YOUR INSTRUCTIONS >> Collect every line of the records that contains the string "panel", copying each line in full. Matching is case-sensitive.

-- BEGIN --

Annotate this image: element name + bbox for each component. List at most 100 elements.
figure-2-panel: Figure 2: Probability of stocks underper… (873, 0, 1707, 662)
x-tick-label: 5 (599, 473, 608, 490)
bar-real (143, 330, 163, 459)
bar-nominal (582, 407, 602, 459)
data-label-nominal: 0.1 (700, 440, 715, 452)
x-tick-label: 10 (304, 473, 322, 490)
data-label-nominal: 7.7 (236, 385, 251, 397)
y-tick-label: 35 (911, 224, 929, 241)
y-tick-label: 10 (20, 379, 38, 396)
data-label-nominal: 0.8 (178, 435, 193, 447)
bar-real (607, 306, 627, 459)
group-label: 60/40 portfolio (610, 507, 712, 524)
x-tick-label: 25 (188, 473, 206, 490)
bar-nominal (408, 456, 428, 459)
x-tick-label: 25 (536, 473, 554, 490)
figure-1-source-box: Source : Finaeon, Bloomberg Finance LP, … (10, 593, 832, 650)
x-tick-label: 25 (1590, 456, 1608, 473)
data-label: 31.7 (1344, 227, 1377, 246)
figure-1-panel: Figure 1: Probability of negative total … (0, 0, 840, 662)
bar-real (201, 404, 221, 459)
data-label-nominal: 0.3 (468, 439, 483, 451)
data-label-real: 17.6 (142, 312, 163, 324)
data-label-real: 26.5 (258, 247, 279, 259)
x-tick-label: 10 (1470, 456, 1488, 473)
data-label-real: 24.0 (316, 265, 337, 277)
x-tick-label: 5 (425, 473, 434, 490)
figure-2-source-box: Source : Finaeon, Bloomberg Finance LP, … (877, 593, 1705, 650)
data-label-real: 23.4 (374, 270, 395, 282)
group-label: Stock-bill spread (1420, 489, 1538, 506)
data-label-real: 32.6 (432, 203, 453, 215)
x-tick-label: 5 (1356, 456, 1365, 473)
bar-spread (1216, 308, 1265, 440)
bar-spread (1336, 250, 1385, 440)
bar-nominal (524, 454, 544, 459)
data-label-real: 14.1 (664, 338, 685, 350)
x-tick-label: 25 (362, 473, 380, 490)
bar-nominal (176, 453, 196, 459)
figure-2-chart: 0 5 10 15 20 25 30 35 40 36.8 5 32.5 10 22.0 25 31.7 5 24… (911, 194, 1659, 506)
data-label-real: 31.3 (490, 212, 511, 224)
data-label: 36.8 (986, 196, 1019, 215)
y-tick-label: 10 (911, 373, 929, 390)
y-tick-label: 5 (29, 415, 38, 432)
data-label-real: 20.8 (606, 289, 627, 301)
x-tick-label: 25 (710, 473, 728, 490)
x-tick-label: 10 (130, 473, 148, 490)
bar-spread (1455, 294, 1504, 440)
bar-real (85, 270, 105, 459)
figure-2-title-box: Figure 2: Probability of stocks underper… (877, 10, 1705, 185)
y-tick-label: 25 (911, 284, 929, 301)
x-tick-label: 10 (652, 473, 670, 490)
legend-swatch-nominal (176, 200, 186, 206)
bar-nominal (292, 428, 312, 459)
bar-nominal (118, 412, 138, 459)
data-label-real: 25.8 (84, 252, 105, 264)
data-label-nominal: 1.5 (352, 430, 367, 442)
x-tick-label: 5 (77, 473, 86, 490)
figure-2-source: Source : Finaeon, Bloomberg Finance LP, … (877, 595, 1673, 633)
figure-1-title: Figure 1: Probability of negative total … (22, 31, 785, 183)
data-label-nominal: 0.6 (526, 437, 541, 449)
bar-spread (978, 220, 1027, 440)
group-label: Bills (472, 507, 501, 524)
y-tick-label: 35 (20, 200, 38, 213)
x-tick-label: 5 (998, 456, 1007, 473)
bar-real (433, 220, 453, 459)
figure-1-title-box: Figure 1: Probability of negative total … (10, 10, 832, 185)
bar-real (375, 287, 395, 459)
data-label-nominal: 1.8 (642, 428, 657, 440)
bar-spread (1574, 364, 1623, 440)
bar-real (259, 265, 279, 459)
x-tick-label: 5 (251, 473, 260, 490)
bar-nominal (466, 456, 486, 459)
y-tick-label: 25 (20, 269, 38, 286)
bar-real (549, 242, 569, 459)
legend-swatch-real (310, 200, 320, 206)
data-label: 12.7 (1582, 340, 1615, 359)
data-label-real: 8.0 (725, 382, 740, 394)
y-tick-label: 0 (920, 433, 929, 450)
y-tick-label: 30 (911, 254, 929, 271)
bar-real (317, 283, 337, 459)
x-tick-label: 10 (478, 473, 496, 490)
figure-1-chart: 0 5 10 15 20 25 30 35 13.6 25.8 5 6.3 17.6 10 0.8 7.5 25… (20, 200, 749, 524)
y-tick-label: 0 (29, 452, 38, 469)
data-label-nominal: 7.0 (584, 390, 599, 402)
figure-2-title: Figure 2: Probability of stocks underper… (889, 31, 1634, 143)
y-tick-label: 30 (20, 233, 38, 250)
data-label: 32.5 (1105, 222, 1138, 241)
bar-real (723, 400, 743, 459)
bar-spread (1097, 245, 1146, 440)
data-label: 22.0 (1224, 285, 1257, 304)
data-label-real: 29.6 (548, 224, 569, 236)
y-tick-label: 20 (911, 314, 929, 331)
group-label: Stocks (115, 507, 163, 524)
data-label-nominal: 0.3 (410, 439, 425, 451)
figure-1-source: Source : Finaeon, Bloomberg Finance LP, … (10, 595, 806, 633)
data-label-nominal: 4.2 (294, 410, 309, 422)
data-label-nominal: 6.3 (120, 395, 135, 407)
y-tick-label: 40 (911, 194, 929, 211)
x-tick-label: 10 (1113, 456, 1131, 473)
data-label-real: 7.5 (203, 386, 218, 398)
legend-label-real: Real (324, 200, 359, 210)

-- END --

THE OUTPUT >>
figure-2-panel: Figure 2: Probability of stocks underper… (873, 0, 1707, 662)
figure-1-panel: Figure 1: Probability of negative total … (0, 0, 840, 662)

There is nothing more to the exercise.